Top of STORED DATA
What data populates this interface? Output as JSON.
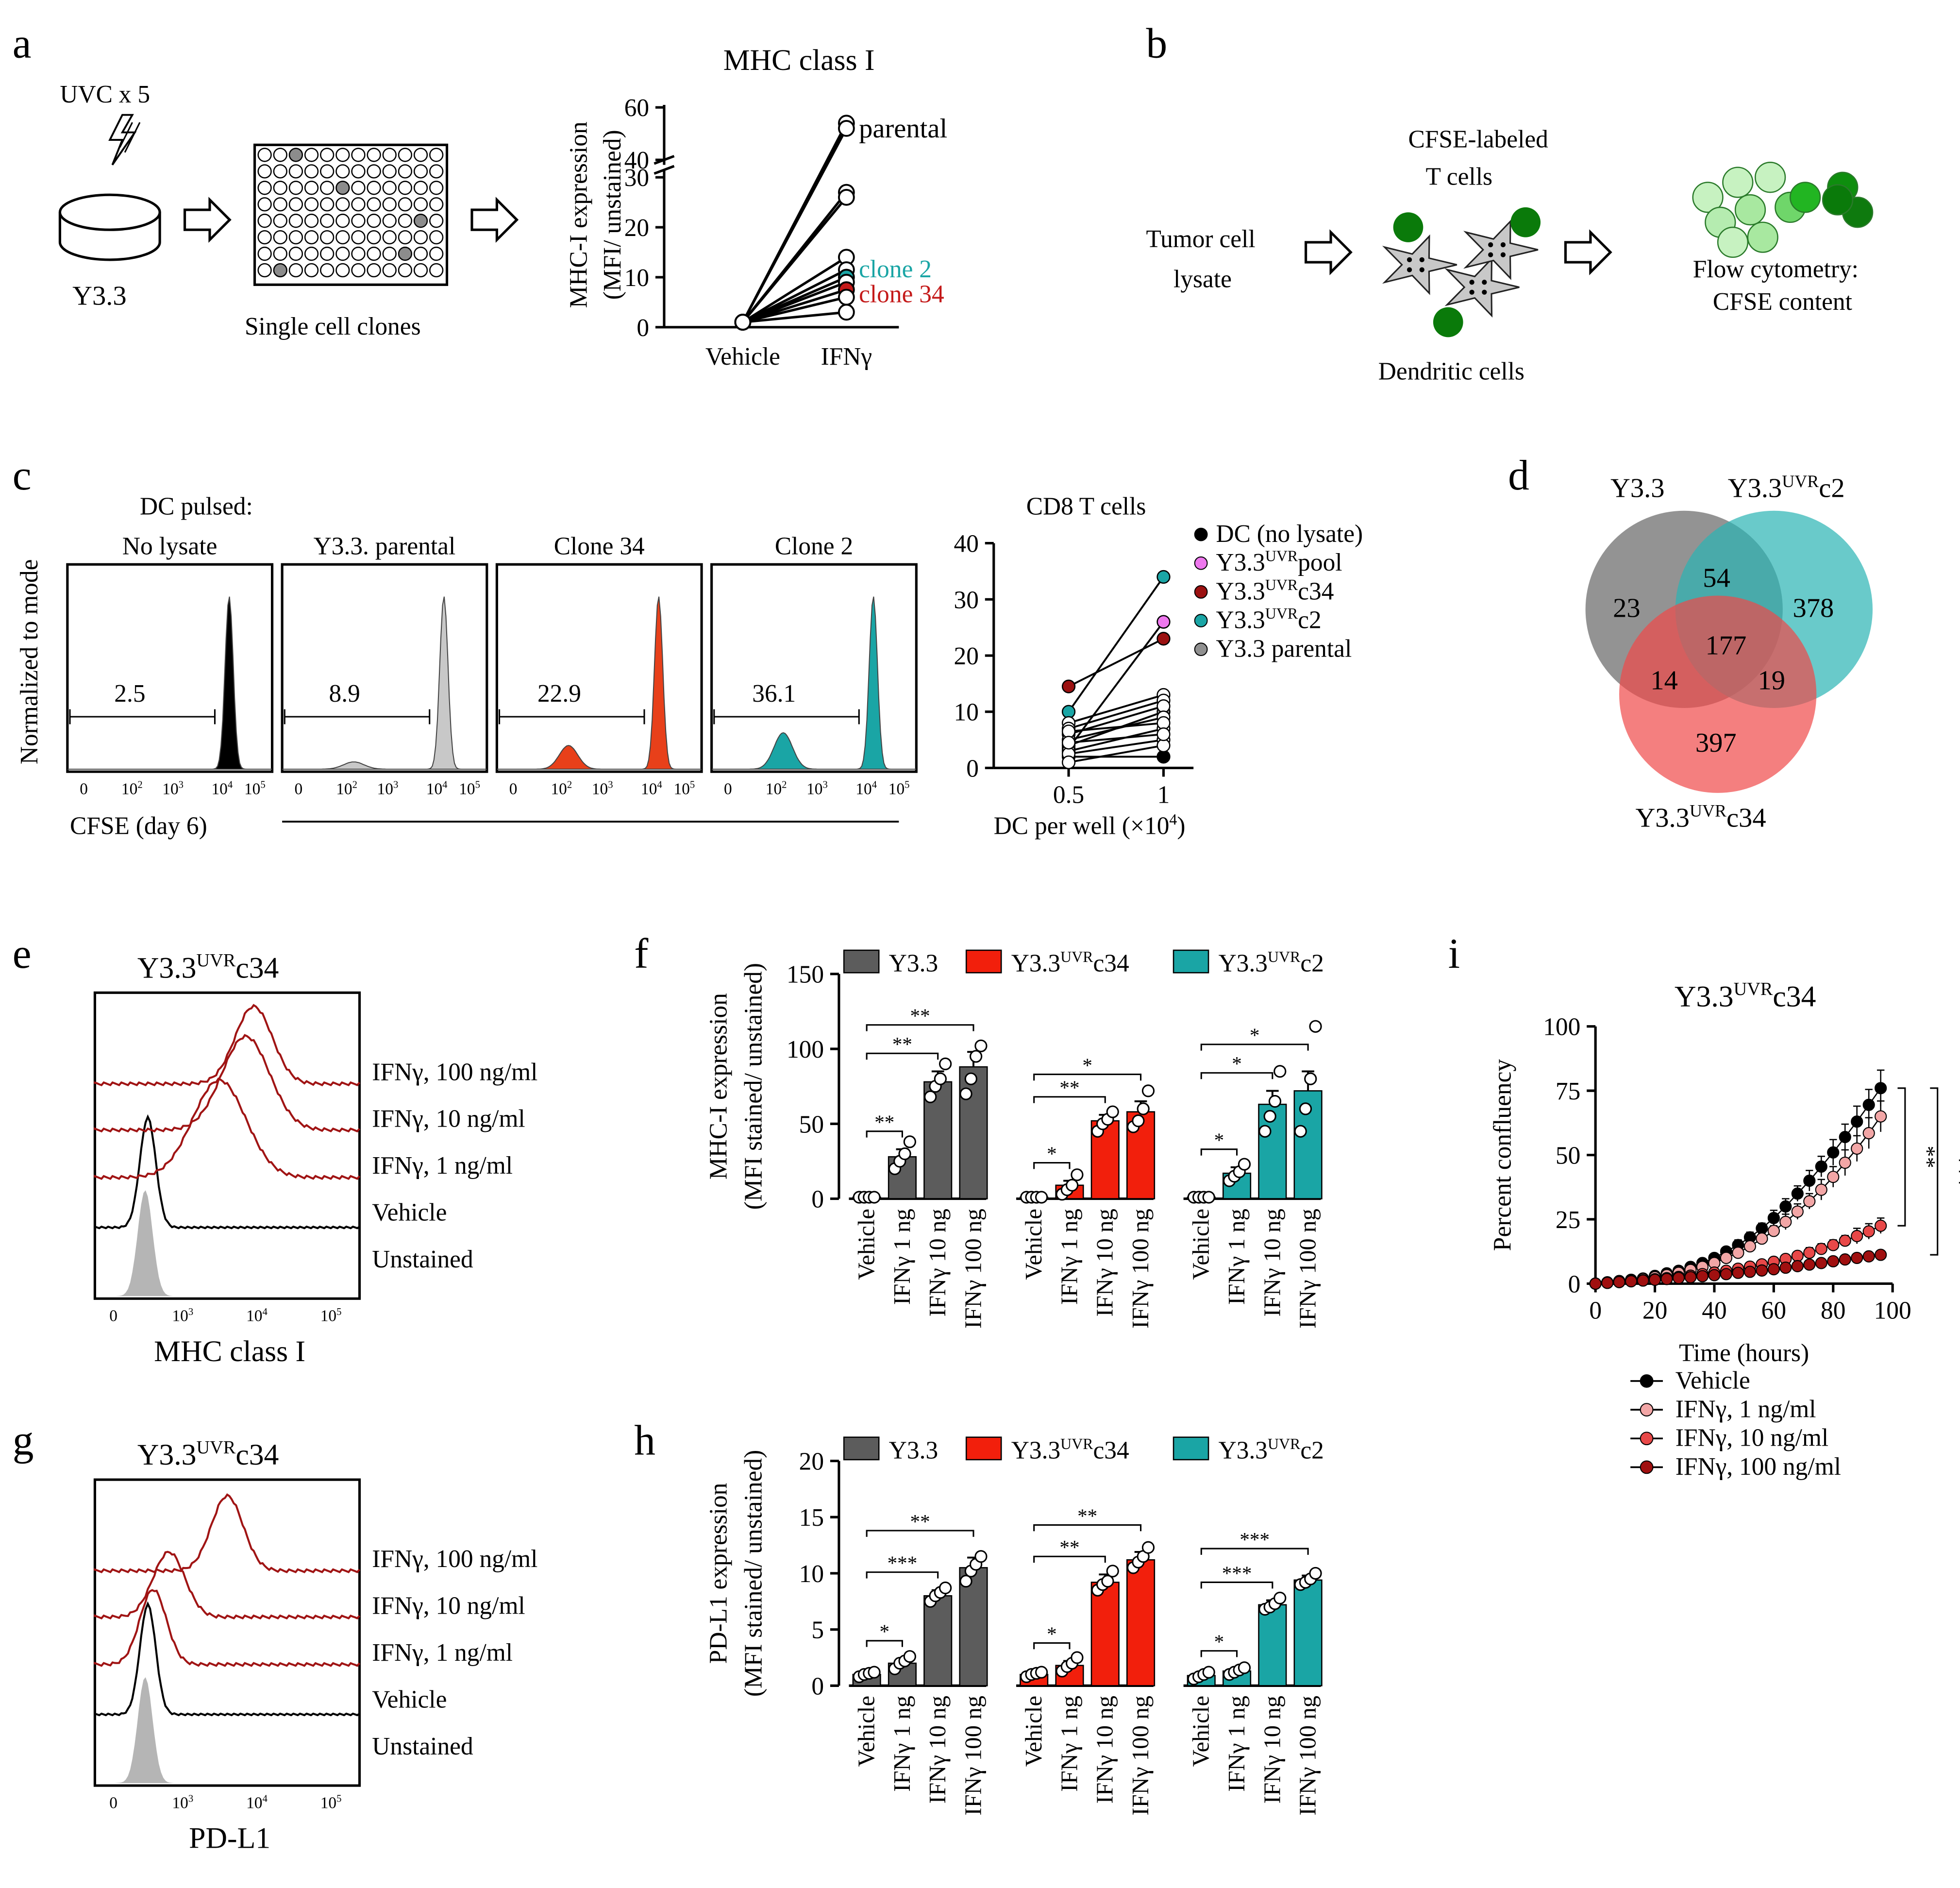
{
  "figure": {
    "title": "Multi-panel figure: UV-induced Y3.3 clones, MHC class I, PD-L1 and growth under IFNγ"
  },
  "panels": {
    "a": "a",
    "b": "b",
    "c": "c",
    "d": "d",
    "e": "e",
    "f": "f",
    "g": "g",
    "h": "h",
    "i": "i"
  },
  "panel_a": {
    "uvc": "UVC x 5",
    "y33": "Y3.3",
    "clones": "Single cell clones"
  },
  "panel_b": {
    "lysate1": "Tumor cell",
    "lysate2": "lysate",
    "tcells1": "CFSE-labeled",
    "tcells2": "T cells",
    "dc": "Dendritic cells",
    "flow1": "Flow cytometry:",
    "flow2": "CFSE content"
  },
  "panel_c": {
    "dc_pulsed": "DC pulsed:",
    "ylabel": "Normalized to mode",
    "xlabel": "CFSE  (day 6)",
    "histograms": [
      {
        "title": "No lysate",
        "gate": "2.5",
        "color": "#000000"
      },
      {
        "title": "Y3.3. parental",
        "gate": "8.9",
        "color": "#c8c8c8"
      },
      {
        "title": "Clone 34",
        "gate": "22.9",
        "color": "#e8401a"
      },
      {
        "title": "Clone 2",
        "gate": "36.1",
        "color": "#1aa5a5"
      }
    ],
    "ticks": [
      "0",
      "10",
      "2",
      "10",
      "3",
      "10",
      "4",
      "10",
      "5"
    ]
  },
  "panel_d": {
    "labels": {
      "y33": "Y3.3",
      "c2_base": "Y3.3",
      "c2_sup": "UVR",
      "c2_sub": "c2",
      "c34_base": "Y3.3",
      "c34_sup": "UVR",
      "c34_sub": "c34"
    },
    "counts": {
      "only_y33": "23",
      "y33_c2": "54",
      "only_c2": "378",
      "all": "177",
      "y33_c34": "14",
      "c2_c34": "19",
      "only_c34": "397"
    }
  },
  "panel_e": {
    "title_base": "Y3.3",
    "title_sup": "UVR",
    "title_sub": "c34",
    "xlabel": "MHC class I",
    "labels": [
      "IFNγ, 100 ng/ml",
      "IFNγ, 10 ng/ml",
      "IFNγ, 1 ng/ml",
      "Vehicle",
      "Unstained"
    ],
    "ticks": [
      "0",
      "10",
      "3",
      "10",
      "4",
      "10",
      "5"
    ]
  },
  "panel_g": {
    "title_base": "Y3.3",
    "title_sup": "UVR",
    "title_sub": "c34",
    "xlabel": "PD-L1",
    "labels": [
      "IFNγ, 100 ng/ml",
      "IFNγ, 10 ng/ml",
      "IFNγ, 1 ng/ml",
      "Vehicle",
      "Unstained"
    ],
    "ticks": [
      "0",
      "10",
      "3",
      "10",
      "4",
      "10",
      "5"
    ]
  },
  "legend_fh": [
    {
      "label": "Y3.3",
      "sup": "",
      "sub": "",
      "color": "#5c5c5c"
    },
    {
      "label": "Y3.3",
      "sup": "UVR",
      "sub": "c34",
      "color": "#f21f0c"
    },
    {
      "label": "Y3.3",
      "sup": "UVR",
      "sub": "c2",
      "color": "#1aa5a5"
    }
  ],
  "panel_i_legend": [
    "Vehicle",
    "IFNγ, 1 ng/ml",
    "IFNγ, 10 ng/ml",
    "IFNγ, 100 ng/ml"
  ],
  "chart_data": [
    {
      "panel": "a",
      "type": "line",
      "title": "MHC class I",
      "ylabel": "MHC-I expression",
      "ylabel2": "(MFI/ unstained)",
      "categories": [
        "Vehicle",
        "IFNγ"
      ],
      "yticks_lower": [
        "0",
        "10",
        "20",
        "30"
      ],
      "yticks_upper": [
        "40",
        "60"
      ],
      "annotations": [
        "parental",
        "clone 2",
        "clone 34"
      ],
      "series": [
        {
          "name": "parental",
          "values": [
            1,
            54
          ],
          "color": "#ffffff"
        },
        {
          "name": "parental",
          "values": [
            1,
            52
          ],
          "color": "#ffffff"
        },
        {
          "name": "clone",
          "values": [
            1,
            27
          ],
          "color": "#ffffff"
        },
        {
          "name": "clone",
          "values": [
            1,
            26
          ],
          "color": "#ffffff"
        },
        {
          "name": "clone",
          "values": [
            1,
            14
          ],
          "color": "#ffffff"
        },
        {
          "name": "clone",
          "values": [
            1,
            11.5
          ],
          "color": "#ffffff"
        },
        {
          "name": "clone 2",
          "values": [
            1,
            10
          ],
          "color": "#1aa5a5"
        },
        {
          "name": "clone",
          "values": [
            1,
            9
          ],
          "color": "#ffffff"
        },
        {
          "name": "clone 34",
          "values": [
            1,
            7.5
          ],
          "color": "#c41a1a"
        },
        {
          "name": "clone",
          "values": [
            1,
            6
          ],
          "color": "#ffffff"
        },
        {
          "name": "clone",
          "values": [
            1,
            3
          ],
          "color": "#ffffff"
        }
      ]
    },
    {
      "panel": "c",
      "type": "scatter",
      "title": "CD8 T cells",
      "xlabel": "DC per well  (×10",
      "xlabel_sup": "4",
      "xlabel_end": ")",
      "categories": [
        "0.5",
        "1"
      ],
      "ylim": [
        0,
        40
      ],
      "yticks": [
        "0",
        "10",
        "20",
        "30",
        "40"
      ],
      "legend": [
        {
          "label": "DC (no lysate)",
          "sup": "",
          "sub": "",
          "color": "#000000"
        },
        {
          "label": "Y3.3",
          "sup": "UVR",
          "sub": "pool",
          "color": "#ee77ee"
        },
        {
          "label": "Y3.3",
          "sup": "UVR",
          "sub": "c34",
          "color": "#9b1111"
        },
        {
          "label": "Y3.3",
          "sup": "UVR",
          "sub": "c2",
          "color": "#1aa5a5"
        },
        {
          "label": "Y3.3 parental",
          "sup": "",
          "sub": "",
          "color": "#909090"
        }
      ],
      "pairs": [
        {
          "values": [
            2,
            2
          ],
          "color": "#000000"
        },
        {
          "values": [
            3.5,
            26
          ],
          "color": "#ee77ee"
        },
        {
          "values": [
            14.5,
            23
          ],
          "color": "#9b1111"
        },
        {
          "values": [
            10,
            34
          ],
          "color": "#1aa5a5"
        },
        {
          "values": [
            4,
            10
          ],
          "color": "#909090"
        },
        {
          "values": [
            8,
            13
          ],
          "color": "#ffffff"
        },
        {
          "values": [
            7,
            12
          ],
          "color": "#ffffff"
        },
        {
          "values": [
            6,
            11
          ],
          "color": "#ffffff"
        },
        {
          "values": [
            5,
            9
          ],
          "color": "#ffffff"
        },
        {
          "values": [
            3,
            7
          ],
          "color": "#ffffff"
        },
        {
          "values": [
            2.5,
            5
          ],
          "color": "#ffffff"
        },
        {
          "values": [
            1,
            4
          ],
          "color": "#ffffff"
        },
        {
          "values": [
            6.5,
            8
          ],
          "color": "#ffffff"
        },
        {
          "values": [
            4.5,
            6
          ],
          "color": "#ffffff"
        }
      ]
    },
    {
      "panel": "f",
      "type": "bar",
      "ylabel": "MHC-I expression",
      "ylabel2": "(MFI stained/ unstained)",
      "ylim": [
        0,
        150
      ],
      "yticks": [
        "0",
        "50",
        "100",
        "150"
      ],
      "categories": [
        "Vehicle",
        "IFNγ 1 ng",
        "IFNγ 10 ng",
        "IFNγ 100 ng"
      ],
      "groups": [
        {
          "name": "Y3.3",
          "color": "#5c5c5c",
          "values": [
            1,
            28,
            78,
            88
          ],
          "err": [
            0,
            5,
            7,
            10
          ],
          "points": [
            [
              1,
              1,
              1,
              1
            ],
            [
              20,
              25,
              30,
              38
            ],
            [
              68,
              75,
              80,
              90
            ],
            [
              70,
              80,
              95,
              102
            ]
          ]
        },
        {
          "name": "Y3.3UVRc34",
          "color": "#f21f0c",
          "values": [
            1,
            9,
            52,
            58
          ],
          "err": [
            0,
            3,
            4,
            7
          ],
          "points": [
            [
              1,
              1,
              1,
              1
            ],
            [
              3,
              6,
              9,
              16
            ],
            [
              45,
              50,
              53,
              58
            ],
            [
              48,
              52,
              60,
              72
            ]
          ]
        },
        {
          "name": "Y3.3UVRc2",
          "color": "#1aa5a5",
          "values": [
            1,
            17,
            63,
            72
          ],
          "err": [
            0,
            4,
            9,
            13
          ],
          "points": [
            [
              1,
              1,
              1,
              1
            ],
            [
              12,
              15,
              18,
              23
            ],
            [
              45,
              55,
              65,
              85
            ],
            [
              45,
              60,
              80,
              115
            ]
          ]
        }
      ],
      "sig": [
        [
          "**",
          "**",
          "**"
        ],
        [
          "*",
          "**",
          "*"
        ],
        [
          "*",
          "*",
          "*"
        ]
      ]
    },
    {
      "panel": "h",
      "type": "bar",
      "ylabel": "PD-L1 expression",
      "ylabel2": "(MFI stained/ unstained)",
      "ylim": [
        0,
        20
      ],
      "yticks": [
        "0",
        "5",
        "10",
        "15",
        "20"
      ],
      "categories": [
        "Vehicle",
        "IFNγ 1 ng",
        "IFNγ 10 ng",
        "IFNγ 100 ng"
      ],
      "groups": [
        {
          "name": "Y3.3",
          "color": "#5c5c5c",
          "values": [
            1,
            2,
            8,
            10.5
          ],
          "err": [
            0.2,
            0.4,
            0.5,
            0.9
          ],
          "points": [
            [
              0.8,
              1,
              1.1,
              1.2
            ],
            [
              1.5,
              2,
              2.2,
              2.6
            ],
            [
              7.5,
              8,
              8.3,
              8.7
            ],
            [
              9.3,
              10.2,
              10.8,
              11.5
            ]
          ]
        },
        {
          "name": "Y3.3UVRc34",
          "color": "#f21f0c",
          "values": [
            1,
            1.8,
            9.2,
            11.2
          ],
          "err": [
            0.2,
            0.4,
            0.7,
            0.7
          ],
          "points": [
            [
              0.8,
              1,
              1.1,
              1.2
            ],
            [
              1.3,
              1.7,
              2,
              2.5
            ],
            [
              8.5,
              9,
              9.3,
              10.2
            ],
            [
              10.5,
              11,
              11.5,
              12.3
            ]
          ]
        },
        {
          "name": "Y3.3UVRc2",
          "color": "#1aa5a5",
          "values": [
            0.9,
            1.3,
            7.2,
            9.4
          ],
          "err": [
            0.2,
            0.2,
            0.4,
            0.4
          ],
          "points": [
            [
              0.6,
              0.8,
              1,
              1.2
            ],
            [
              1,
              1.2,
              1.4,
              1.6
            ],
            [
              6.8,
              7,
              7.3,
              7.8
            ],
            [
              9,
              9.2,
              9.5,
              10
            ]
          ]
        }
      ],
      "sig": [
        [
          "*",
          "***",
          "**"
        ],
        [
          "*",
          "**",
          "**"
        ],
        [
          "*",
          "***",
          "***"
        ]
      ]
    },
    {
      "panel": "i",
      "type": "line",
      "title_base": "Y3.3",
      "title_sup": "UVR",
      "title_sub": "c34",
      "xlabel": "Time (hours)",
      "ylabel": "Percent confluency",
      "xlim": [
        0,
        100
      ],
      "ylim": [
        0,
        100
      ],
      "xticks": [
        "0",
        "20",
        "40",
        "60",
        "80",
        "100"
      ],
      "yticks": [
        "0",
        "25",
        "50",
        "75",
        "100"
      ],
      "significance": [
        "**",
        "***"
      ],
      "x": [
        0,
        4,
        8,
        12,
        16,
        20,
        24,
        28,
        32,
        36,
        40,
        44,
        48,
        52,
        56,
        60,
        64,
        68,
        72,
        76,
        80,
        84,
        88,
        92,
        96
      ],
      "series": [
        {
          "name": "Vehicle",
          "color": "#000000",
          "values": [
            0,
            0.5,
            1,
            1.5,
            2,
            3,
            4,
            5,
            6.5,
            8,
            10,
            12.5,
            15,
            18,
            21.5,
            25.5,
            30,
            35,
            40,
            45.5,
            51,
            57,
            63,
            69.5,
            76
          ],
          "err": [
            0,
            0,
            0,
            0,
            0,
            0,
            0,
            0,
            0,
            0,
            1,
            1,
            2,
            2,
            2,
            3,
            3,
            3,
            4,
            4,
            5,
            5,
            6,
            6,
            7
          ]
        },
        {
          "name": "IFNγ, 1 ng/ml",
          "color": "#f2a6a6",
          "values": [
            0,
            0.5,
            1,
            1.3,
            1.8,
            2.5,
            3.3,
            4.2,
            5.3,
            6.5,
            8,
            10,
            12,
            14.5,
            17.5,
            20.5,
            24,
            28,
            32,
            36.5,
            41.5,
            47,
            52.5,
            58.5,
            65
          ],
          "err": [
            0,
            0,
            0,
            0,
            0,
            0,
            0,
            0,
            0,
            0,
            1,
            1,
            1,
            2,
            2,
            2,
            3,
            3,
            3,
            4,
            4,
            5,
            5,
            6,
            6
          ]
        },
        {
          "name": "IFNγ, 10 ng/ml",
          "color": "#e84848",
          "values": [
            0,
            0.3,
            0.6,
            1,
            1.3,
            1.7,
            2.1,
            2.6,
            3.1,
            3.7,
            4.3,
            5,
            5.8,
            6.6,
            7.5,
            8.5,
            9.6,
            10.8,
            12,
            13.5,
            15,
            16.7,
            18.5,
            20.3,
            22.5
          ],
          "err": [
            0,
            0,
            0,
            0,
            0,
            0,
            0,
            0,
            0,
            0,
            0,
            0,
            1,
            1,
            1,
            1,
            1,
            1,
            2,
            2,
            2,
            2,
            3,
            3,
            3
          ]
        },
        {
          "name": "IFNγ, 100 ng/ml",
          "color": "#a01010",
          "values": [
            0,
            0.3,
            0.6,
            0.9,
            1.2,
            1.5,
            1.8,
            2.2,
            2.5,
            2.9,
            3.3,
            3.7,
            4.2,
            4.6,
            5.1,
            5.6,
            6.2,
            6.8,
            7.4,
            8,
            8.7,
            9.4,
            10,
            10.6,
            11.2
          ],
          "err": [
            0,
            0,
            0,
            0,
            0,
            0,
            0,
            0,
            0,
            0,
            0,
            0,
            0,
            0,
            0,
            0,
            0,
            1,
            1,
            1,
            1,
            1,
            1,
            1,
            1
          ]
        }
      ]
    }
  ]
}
Bottom of STORED DATA
## TASK
Copy each line of the records containing the string "CFSE".

## EXERCISE ANSWER
    "tcells1": "CFSE-labeled",
    "flow2": "CFSE content"
    "xlabel": "CFSE  (day 6)",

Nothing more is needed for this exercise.